> [Exercise prompt] Count the lines below that contain the word "Massage" and give only the number.
★ ★ ★ ★ ★
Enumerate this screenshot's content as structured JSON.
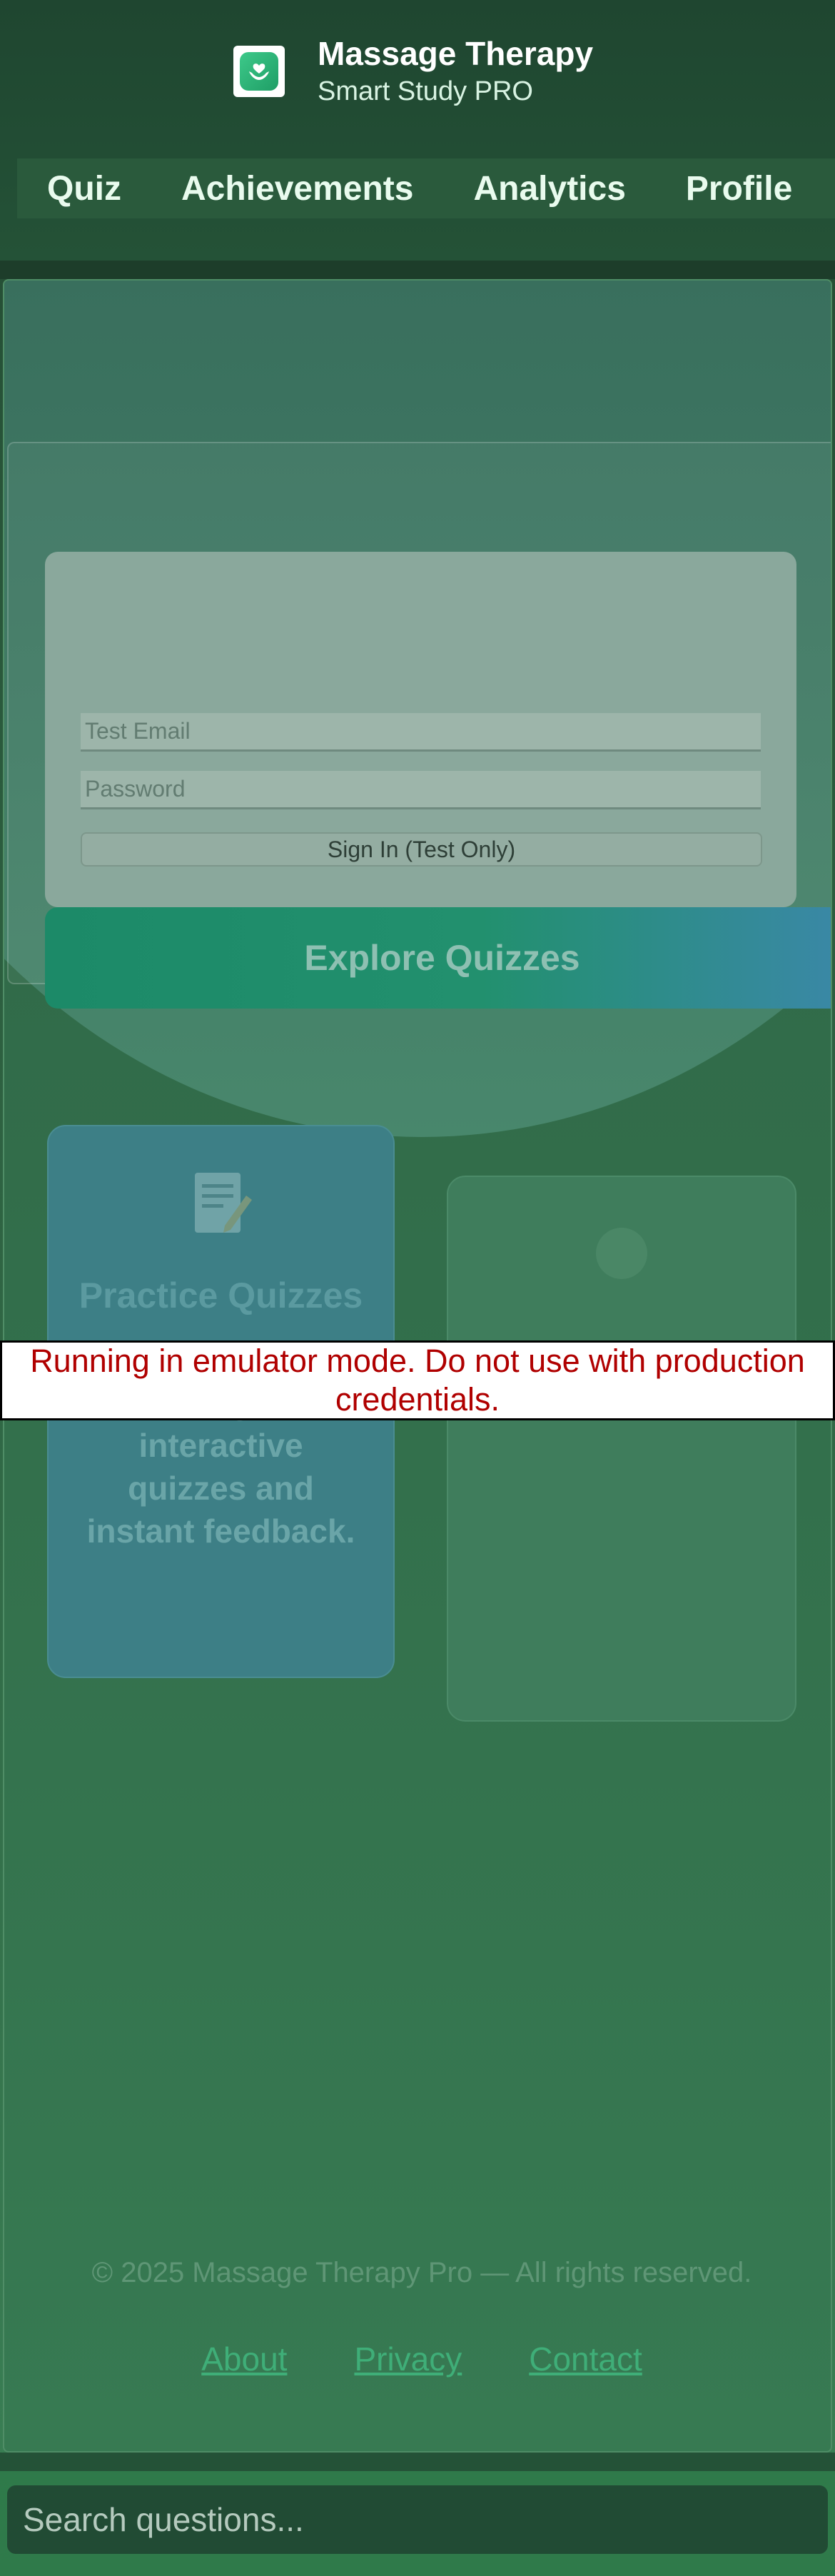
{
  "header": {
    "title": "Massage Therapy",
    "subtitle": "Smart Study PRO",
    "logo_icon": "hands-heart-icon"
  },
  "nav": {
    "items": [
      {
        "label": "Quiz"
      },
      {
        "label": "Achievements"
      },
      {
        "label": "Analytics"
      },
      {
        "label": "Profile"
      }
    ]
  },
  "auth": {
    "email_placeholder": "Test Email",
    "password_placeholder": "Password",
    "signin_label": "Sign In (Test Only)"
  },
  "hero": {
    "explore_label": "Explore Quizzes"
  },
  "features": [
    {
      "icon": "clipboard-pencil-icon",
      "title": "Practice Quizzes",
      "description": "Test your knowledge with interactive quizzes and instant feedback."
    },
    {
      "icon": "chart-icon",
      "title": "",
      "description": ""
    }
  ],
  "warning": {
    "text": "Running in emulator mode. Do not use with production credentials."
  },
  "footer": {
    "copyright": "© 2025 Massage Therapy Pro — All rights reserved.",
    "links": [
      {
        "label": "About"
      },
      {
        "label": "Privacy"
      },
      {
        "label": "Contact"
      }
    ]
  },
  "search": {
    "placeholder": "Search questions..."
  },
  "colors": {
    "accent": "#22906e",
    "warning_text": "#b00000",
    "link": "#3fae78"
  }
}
★ ★ ★ ★ ★
> [Expected answer] 2